== DATA SHOWN

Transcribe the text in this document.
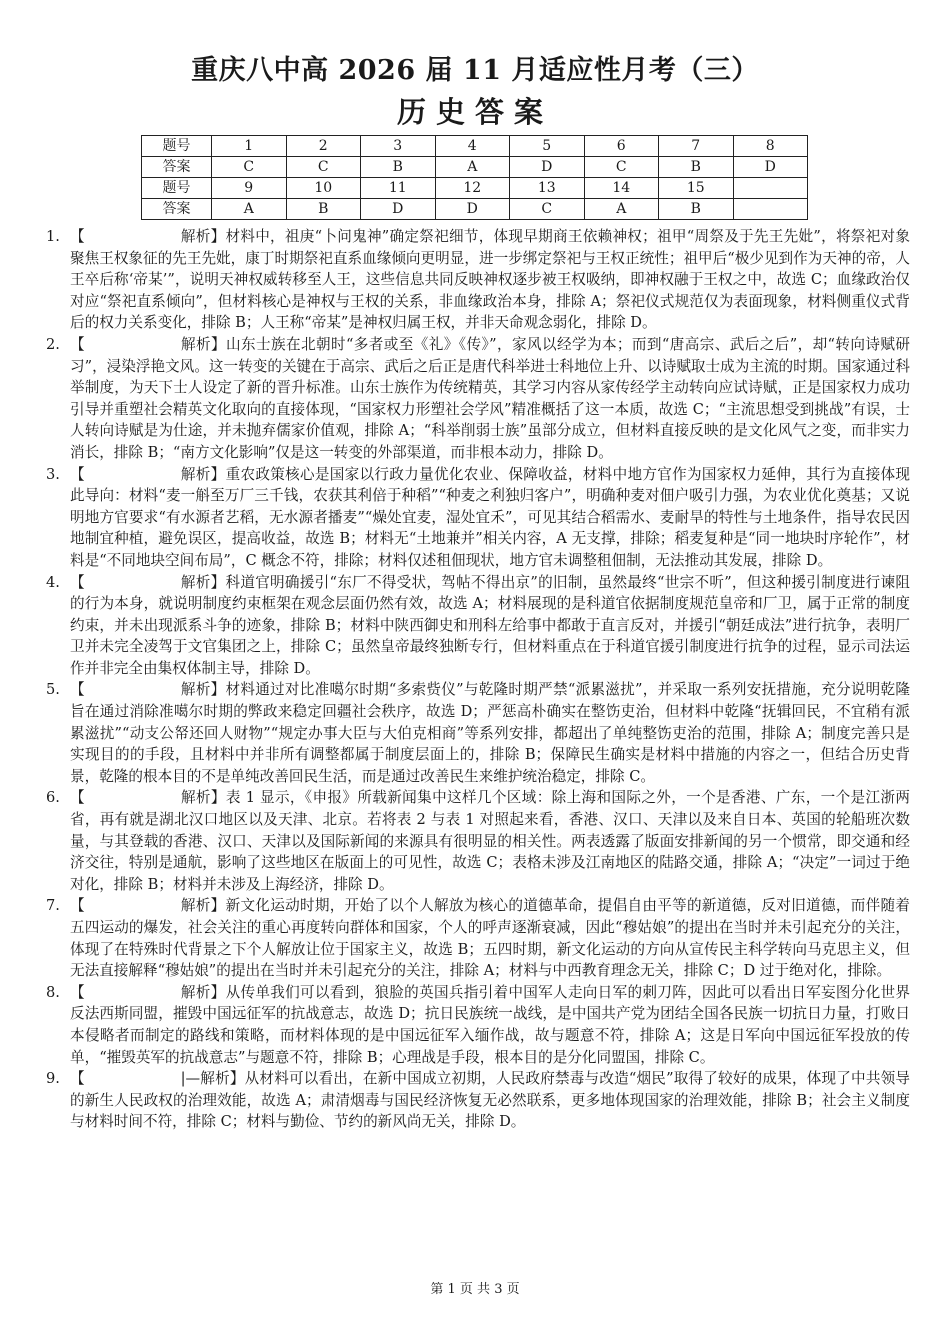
重庆八中高 2026 届 11 月适应性月考（三）
历史答案
题号	1	2	3	4	5	6	7	8
答案	C	C	B	A	D	C	B	D
题号	9	10	11	12	13	14	15	
答案	A	B	D	D	C	A	B	
1. 【	解析】材料中，祖庚“卜问鬼神”确定祭祀细节，体现早期商王依赖神权；祖甲“周祭及于先王先妣”，将祭祀对象聚焦王权象征的先王先妣，康丁时期祭祀直系血缘倾向更明显，进一步绑定祭祀与王权正统性；祖甲后“极少见到作为天神的帝，人王卒后称‘帝某’”，说明天神权威转移至人王，这些信息共同反映神权逐步被王权吸纳，即神权融于王权之中，故选 C；血缘政治仅对应“祭祀直系倾向”，但材料核心是神权与王权的关系，非血缘政治本身，排除 A；祭祀仪式规范仅为表面现象，材料侧重仪式背后的权力关系变化，排除 B；人王称“帝某”是神权归属王权，并非天命观念弱化，排除 D。
2. 【	解析】山东士族在北朝时“多者或至《礼》《传》”，家风以经学为本；而到“唐高宗、武后之后”，却“转向诗赋研习”，浸染浮艳文风。这一转变的关键在于高宗、武后之后正是唐代科举进士科地位上升、以诗赋取士成为主流的时期。国家通过科举制度，为天下士人设定了新的晋升标准。山东士族作为传统精英，其学习内容从家传经学主动转向应试诗赋，正是国家权力成功引导并重塑社会精英文化取向的直接体现，“国家权力形塑社会学风”精准概括了这一本质，故选 C；“主流思想受到挑战”有误，士人转向诗赋是为仕途，并未抛弃儒家价值观，排除 A；“科举削弱士族”虽部分成立，但材料直接反映的是文化风气之变，而非实力消长，排除 B；“南方文化影响”仅是这一转变的外部渠道，而非根本动力，排除 D。
3. 【	解析】重农政策核心是国家以行政力量优化农业、保障收益，材料中地方官作为国家权力延伸，其行为直接体现此导向：材料“麦一斛至万厂三千钱，农获其利倍于种稻”“种麦之利独归客户”，明确种麦对佃户吸引力强，为农业优化奠基；又说明地方官要求“有水源者艺稻，无水源者播麦”“燥处宜麦，湿处宜禾”，可见其结合稻需水、麦耐旱的特性与土地条件，指导农民因地制宜种植，避免误区，提高收益，故选 B；材料无“土地兼并”相关内容，A 无支撑，排除；稻麦复种是“同一地块时序轮作”，材料是“不同地块空间布局”，C 概念不符，排除；材料仅述租佃现状，地方官未调整租佃制，无法推动其发展，排除 D。
4. 【	解析】科道官明确援引“东厂不得受状，驾帖不得出京”的旧制，虽然最终“世宗不听”，但这种援引制度进行谏阻的行为本身，就说明制度约束框架在观念层面仍然有效，故选 A；材料展现的是科道官依据制度规范皇帝和厂卫，属于正常的制度约束，并未出现派系斗争的迹象，排除 B；材料中陕西御史和刑科左给事中都敢于直言反对，并援引“朝廷成法”进行抗争，表明厂卫并未完全凌驾于文官集团之上，排除 C；虽然皇帝最终独断专行，但材料重点在于科道官援引制度进行抗争的过程，显示司法运作并非完全由集权体制主导，排除 D。
5. 【	解析】材料通过对比准噶尔时期“多索赀仪”与乾隆时期严禁“派累滋扰”，并采取一系列安抚措施，充分说明乾隆旨在通过消除准噶尔时期的弊政来稳定回疆社会秩序，故选 D；严惩高朴确实在整饬吏治，但材料中乾隆“抚辑回民，不宜稍有派累滋扰”“动支公帑还回人财物”“规定办事大臣与大伯克相商”等系列安排，都超出了单纯整饬吏治的范围，排除 A；制度完善只是实现目的的手段，且材料中并非所有调整都属于制度层面上的，排除 B；保障民生确实是材料中措施的内容之一，但结合历史背景，乾隆的根本目的不是单纯改善回民生活，而是通过改善民生来维护统治稳定，排除 C。
6. 【	解析】表 1 显示，《申报》所载新闻集中这样几个区域：除上海和国际之外，一个是香港、广东，一个是江浙两省，再有就是湖北汉口地区以及天津、北京。若将表 2 与表 1 对照起来看，香港、汉口、天津以及来自日本、英国的轮船班次数量，与其登载的香港、汉口、天津以及国际新闻的来源具有很明显的相关性。两表透露了版面安排新闻的另一个惯常，即交通和经济交往，特别是通航，影响了这些地区在版面上的可见性，故选 C；表格未涉及江南地区的陆路交通，排除 A；“决定”一词过于绝对化，排除 B；材料并未涉及上海经济，排除 D。
7. 【	解析】新文化运动时期，开始了以个人解放为核心的道德革命，提倡自由平等的新道德，反对旧道德，而伴随着五四运动的爆发，社会关注的重心再度转向群体和国家，个人的呼声逐渐衰减，因此“穆姑娘”的提出在当时并未引起充分的关注，体现了在特殊时代背景之下个人解放让位于国家主义，故选 B；五四时期，新文化运动的方向从宣传民主科学转向马克思主义，但无法直接解释“穆姑娘”的提出在当时并未引起充分的关注，排除 A；材料与中西教育理念无关，排除 C；D 过于绝对化，排除。
8. 【	解析】从传单我们可以看到，狼脸的英国兵指引着中国军人走向日军的刺刀阵，因此可以看出日军妄图分化世界反法西斯同盟，摧毁中国远征军的抗战意志，故选 D；抗日民族统一战线，是中国共产党为团结全国各民族一切抗日力量，打败日本侵略者而制定的路线和策略，而材料体现的是中国远征军入缅作战，故与题意不符，排除 A；这是日军向中国远征军投放的传单，“摧毁英军的抗战意志”与题意不符，排除 B；心理战是手段，根本目的是分化同盟国，排除 C。
9. 【	|—解析】从材料可以看出，在新中国成立初期，人民政府禁毒与改造“烟民”取得了较好的成果，体现了中共领导的新生人民政权的治理效能，故选 A；肃清烟毒与国民经济恢复无必然联系，更多地体现国家的治理效能，排除 B；社会主义制度与材料时间不符，排除 C；材料与勤俭、节约的新风尚无关，排除 D。
第 1 页 共 3 页
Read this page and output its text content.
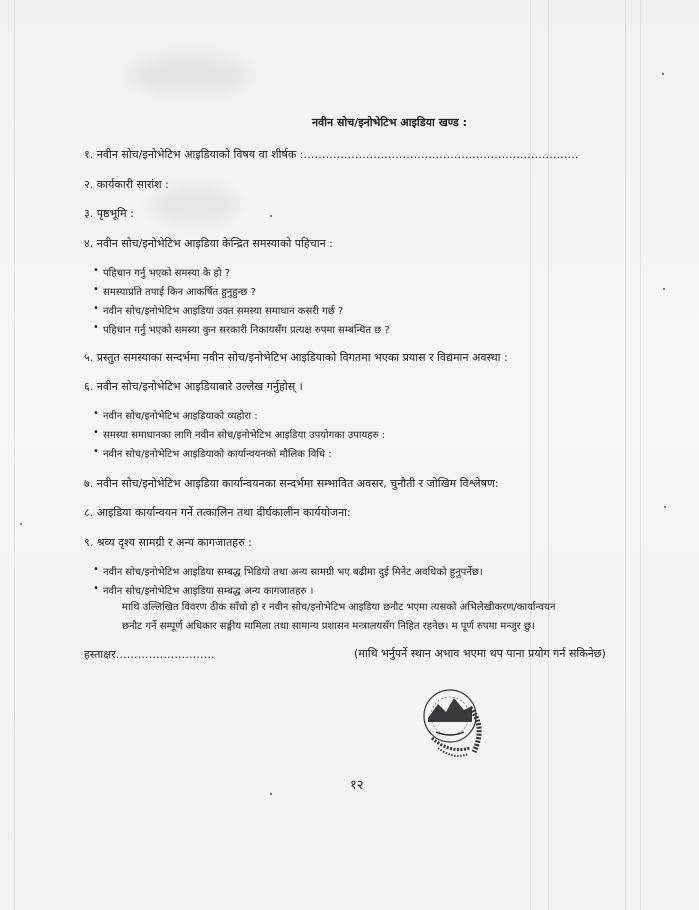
नवीन सोच/इनोभेटिभ आइडिया खण्ड :
१. नवीन सोच/इनोभेटिभ आइडियाको विषय वा शीर्षक :…………………………………………………………………
२. कार्यकारी सारांश :
३. पृष्ठभूमि :
४. नवीन सोच/इनोभेटिभ आइडिया केन्द्रित समस्याको पहिचान :
• पहिचान गर्नु भएको समस्या के हो ?
• समस्याप्रति तपाई किन आकर्षित हुनुहुन्छ ?
• नवीन सोच/इनोभेटिभ आइडिया उक्त समस्या समाधान कसरी गर्छ ?
• पहिचान गर्नु भएको समस्या कुन सरकारी निकायसँग प्रत्यक्ष रुपमा सम्बन्धित छ ?
५. प्रस्तुत समस्याका सन्दर्भमा नवीन सोच/इनोभेटिभ आइडियाको विगतमा भएका प्रयास र विद्यमान अवस्था :
६. नवीन सोच/इनोभेटिभ आइडियाबारे उल्लेख गर्नुहोस् ।
• नवीन सोच/इनोभेटिभ आइडियाको व्यहोरा :
• समस्या समाधानका लागि नवीन सोच/इनोभेटिभ आइडिया उपयोगका उपायहरु :
• नवीन सोच/इनोभेटिभ आइडियाको कार्यान्वयनको मौलिक विधि :
७. नवीन सोच/इनोभेटिभ आइडिया कार्यान्वयनका सन्दर्भमा सम्भावित अवसर, चुनौती र जोखिम विश्लेषण:
८. आइडिया कार्यान्वयन गर्ने तत्कालिन तथा दीर्घकालीन कार्ययोजना:
९. श्रव्य दृश्य सामग्री र अन्य कागजातहरु :
• नवीन सोच/इनोभेटिभ आइडिया सम्बद्ध भिडियो तथा अन्य सामग्री भए बढीमा दुई मिनेट अवधिको हुनुपर्नेछ।
• नवीन सोच/इनोभेटिभ आइडिया सम्बद्ध अन्य कागजातहरु ।
माथि उल्लिखित विवरण ठीक साँचो हो र नवीन सोच/इनोभेटिभ आइडिया छनौट भएमा त्यसको अभिलेखीकरण/कार्यान्वयन
छनौट गर्ने सम्पूर्ण अधिकार सङ्घीय मामिला तथा सामान्य प्रशासन मन्त्रालयसँग निहित रहनेछ। म पूर्ण रुपमा मन्जुर छु।
हस्ताक्षर………………………	(माथि भर्नुपर्ने स्थान अभाव भएमा थप पाना प्रयोग गर्न सकिनेछ)
१२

====

GIVEN REQUEST: Return every line from the records above that holds the word "this".

REPLY TO THE EXERCISE:
Transcribe the text in this document.
Read this page and output its text content.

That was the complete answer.